▶ **Prompt**: The listing below should be copied in full, word for word.

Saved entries

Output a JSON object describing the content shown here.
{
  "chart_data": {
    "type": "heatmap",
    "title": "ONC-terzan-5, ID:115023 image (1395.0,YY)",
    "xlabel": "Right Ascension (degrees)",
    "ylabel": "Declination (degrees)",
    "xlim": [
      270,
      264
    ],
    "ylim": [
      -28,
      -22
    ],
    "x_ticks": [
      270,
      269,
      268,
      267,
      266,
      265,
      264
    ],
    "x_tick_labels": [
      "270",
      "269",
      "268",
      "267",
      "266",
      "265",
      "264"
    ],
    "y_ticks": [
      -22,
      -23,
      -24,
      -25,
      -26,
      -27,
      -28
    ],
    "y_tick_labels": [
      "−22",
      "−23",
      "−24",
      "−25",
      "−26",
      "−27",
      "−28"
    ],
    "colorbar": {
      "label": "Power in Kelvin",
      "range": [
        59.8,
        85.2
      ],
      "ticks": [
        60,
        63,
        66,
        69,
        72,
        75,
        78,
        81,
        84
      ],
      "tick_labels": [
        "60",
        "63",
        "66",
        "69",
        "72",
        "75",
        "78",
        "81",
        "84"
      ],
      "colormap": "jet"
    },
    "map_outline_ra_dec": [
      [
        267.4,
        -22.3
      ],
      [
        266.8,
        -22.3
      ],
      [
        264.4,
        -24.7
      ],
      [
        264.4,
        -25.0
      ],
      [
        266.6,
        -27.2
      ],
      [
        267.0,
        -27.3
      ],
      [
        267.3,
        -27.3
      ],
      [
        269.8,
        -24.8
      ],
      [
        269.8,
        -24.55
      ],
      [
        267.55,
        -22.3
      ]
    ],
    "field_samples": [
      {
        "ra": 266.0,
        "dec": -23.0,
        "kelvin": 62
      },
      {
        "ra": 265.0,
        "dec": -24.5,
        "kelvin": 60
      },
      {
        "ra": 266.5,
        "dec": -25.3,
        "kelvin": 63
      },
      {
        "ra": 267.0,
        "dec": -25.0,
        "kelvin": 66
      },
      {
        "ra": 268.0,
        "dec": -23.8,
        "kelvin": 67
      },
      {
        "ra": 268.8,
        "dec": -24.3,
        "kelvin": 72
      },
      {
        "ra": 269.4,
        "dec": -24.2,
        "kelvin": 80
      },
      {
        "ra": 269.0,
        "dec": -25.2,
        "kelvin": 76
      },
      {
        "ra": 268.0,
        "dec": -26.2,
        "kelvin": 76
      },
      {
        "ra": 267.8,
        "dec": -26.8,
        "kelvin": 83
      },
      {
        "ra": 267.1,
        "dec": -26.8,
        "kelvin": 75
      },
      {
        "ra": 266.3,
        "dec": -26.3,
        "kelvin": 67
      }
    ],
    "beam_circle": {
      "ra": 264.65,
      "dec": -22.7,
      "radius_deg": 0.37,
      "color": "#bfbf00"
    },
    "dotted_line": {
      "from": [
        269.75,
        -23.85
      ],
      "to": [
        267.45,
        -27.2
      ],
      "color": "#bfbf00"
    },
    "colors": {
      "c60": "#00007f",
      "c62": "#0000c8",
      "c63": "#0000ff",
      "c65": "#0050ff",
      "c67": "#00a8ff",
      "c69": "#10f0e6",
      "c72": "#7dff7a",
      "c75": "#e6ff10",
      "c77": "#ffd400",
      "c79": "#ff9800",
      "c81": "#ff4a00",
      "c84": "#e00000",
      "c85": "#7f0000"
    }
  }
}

▶ **Response for this exercise**:
Output a JSON object describing the content shown here.
{
  "chart_data": {
    "type": "heatmap",
    "title": "ONC-terzan-5, ID:115023 image (1395.0,YY)",
    "xlabel": "Right Ascension (degrees)",
    "ylabel": "Declination (degrees)",
    "xlim": [
      270,
      264
    ],
    "ylim": [
      -28,
      -22
    ],
    "x_ticks": [
      270,
      269,
      268,
      267,
      266,
      265,
      264
    ],
    "x_tick_labels": [
      "270",
      "269",
      "268",
      "267",
      "266",
      "265",
      "264"
    ],
    "y_ticks": [
      -22,
      -23,
      -24,
      -25,
      -26,
      -27,
      -28
    ],
    "y_tick_labels": [
      "−22",
      "−23",
      "−24",
      "−25",
      "−26",
      "−27",
      "−28"
    ],
    "colorbar": {
      "label": "Power in Kelvin",
      "range": [
        59.8,
        85.2
      ],
      "ticks": [
        60,
        63,
        66,
        69,
        72,
        75,
        78,
        81,
        84
      ],
      "tick_labels": [
        "60",
        "63",
        "66",
        "69",
        "72",
        "75",
        "78",
        "81",
        "84"
      ],
      "colormap": "jet"
    },
    "map_outline_ra_dec": [
      [
        267.4,
        -22.3
      ],
      [
        266.8,
        -22.3
      ],
      [
        264.4,
        -24.7
      ],
      [
        264.4,
        -25.0
      ],
      [
        266.6,
        -27.2
      ],
      [
        267.0,
        -27.3
      ],
      [
        267.3,
        -27.3
      ],
      [
        269.8,
        -24.8
      ],
      [
        269.8,
        -24.55
      ],
      [
        267.55,
        -22.3
      ]
    ],
    "field_samples": [
      {
        "ra": 266.0,
        "dec": -23.0,
        "kelvin": 62
      },
      {
        "ra": 265.0,
        "dec": -24.5,
        "kelvin": 60
      },
      {
        "ra": 266.5,
        "dec": -25.3,
        "kelvin": 63
      },
      {
        "ra": 267.0,
        "dec": -25.0,
        "kelvin": 66
      },
      {
        "ra": 268.0,
        "dec": -23.8,
        "kelvin": 67
      },
      {
        "ra": 268.8,
        "dec": -24.3,
        "kelvin": 72
      },
      {
        "ra": 269.4,
        "dec": -24.2,
        "kelvin": 80
      },
      {
        "ra": 269.0,
        "dec": -25.2,
        "kelvin": 76
      },
      {
        "ra": 268.0,
        "dec": -26.2,
        "kelvin": 76
      },
      {
        "ra": 267.8,
        "dec": -26.8,
        "kelvin": 83
      },
      {
        "ra": 267.1,
        "dec": -26.8,
        "kelvin": 75
      },
      {
        "ra": 266.3,
        "dec": -26.3,
        "kelvin": 67
      }
    ],
    "beam_circle": {
      "ra": 264.65,
      "dec": -22.7,
      "radius_deg": 0.37,
      "color": "#bfbf00"
    },
    "dotted_line": {
      "from": [
        269.75,
        -23.85
      ],
      "to": [
        267.45,
        -27.2
      ],
      "color": "#bfbf00"
    },
    "colors": {
      "c60": "#00007f",
      "c62": "#0000c8",
      "c63": "#0000ff",
      "c65": "#0050ff",
      "c67": "#00a8ff",
      "c69": "#10f0e6",
      "c72": "#7dff7a",
      "c75": "#e6ff10",
      "c77": "#ffd400",
      "c79": "#ff9800",
      "c81": "#ff4a00",
      "c84": "#e00000",
      "c85": "#7f0000"
    }
  }
}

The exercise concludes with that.